* EXTRACTED RECORDS

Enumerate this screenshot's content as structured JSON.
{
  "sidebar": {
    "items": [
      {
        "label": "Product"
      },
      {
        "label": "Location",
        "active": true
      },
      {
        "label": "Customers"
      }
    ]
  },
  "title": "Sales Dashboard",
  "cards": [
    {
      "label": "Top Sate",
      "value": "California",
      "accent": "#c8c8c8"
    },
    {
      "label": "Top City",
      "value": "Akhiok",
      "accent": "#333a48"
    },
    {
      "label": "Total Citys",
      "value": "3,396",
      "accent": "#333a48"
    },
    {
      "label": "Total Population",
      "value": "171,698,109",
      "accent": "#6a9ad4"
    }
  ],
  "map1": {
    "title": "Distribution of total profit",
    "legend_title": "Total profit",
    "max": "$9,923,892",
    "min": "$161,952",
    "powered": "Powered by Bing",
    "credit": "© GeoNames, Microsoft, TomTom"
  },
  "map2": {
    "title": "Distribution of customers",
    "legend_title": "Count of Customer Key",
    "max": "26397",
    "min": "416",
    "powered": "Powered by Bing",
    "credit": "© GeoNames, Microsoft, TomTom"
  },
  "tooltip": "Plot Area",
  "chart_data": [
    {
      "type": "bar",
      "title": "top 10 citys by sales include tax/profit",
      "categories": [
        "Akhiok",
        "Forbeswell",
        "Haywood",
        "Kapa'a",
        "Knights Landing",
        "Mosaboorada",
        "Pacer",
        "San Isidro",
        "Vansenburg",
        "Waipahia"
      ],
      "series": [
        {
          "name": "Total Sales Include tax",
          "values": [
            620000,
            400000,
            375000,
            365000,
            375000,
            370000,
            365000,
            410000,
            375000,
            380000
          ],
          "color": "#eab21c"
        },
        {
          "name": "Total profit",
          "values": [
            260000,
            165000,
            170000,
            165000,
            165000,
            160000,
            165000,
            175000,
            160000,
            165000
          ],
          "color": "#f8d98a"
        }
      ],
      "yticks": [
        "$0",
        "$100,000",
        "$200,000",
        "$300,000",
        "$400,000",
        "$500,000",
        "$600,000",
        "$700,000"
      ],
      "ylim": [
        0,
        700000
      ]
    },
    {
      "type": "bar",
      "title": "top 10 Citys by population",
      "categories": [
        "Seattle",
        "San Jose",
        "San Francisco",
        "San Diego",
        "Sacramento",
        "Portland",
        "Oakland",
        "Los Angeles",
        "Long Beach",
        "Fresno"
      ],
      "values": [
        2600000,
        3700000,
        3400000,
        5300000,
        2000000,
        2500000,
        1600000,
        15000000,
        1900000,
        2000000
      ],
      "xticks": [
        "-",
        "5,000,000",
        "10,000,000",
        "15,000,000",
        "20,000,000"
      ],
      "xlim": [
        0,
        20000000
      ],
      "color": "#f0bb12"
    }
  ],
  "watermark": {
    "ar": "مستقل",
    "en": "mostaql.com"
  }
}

* WHAT YOU NEED TO DO
Pick out each line containing "profit" and report it.

* OUTPUT OF THE EXERCISE
    "title": "Distribution of total profit",
    "legend_title": "Total profit",
      "title": "top 10 citys by sales include tax/profit",
          "name": "Total profit",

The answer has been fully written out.